Dataset content:
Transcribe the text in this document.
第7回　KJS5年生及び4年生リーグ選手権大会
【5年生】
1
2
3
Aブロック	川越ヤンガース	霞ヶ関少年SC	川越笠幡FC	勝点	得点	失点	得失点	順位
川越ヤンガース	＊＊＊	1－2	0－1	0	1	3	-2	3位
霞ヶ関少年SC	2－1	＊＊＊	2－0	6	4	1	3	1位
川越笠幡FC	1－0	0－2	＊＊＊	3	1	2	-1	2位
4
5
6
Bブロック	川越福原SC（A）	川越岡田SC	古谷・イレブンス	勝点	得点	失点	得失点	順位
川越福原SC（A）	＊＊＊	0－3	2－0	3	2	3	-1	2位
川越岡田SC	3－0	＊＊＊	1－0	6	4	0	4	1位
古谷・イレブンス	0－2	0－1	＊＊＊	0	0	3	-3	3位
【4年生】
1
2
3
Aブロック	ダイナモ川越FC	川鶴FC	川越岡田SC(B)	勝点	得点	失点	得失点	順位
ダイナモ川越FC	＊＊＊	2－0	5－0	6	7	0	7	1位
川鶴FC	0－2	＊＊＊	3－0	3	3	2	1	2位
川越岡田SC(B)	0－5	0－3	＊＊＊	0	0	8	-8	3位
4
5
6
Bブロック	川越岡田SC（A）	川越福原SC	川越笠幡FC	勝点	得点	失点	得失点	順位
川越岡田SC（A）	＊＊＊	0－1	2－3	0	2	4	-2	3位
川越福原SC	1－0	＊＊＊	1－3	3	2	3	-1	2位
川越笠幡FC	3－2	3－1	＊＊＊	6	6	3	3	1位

Stated problem: All of the entries above must be quoted exactly.

Solution to this task:
Transcribe the text in this document.
第7回　KJS5年生及び4年生リーグ選手権大会
【5年生】
1
2
3
Aブロック	川越ヤンガース	霞ヶ関少年SC	川越笠幡FC	勝点	得点	失点	得失点	順位
川越ヤンガース	＊＊＊	1－2	0－1	0	1	3	-2	3位
霞ヶ関少年SC	2－1	＊＊＊	2－0	6	4	1	3	1位
川越笠幡FC	1－0	0－2	＊＊＊	3	1	2	-1	2位
4
5
6
Bブロック	川越福原SC（A）	川越岡田SC	古谷・イレブンス	勝点	得点	失点	得失点	順位
川越福原SC（A）	＊＊＊	0－3	2－0	3	2	3	-1	2位
川越岡田SC	3－0	＊＊＊	1－0	6	4	0	4	1位
古谷・イレブンス	0－2	0－1	＊＊＊	0	0	3	-3	3位
【4年生】
1
2
3
Aブロック	ダイナモ川越FC	川鶴FC	川越岡田SC(B)	勝点	得点	失点	得失点	順位
ダイナモ川越FC	＊＊＊	2－0	5－0	6	7	0	7	1位
川鶴FC	0－2	＊＊＊	3－0	3	3	2	1	2位
川越岡田SC(B)	0－5	0－3	＊＊＊	0	0	8	-8	3位
4
5
6
Bブロック	川越岡田SC（A）	川越福原SC	川越笠幡FC	勝点	得点	失点	得失点	順位
川越岡田SC（A）	＊＊＊	0－1	2－3	0	2	4	-2	3位
川越福原SC	1－0	＊＊＊	1－3	3	2	3	-1	2位
川越笠幡FC	3－2	3－1	＊＊＊	6	6	3	3	1位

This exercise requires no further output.